**Problem to work on**. In the records below, find each line with the word "time" and copy it.

--- START Recorded information ---

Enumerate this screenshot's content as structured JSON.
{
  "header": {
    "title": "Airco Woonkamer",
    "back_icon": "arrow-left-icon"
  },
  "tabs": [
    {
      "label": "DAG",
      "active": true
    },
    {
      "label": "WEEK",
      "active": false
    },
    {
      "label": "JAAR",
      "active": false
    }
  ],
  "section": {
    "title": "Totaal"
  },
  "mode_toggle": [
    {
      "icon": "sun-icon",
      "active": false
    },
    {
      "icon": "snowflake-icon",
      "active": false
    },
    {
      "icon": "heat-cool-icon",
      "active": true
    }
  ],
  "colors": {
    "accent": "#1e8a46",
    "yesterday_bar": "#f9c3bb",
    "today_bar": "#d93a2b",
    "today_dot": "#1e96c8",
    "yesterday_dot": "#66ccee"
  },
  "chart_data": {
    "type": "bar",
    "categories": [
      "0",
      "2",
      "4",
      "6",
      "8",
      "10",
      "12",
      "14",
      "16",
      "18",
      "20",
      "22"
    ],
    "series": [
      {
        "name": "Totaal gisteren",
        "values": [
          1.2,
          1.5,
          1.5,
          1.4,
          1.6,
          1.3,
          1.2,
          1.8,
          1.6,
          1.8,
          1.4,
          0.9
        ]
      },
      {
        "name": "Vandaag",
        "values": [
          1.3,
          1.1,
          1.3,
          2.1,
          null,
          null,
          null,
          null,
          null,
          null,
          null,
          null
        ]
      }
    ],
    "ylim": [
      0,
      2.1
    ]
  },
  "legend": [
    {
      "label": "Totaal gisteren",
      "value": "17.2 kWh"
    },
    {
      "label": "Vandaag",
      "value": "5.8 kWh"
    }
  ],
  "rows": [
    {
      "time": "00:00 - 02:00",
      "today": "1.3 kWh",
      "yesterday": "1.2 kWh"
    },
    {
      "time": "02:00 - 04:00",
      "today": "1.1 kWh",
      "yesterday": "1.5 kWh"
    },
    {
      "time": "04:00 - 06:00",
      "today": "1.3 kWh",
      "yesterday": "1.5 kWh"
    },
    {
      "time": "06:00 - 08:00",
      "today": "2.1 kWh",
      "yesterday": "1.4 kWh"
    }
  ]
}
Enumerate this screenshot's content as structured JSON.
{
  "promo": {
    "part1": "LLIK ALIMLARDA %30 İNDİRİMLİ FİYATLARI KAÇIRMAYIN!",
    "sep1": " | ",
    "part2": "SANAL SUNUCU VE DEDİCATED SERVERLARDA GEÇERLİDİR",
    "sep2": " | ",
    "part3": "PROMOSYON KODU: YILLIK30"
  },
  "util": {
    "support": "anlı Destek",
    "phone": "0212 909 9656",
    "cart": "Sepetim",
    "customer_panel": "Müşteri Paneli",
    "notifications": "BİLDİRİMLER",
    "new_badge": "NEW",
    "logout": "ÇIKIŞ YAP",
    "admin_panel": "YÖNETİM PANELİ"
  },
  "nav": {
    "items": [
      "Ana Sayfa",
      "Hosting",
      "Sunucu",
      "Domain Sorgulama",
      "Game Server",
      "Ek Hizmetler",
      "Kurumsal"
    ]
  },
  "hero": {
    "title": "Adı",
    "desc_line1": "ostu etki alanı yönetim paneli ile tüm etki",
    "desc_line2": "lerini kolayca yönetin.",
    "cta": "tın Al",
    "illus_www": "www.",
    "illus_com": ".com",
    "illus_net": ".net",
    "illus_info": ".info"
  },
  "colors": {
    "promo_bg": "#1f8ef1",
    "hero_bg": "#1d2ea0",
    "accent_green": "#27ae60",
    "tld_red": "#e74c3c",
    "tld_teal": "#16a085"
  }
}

--- END Recorded information ---

**Final result**.
      "time": "00:00 - 02:00",
      "time": "02:00 - 04:00",
      "time": "04:00 - 06:00",
      "time": "06:00 - 08:00",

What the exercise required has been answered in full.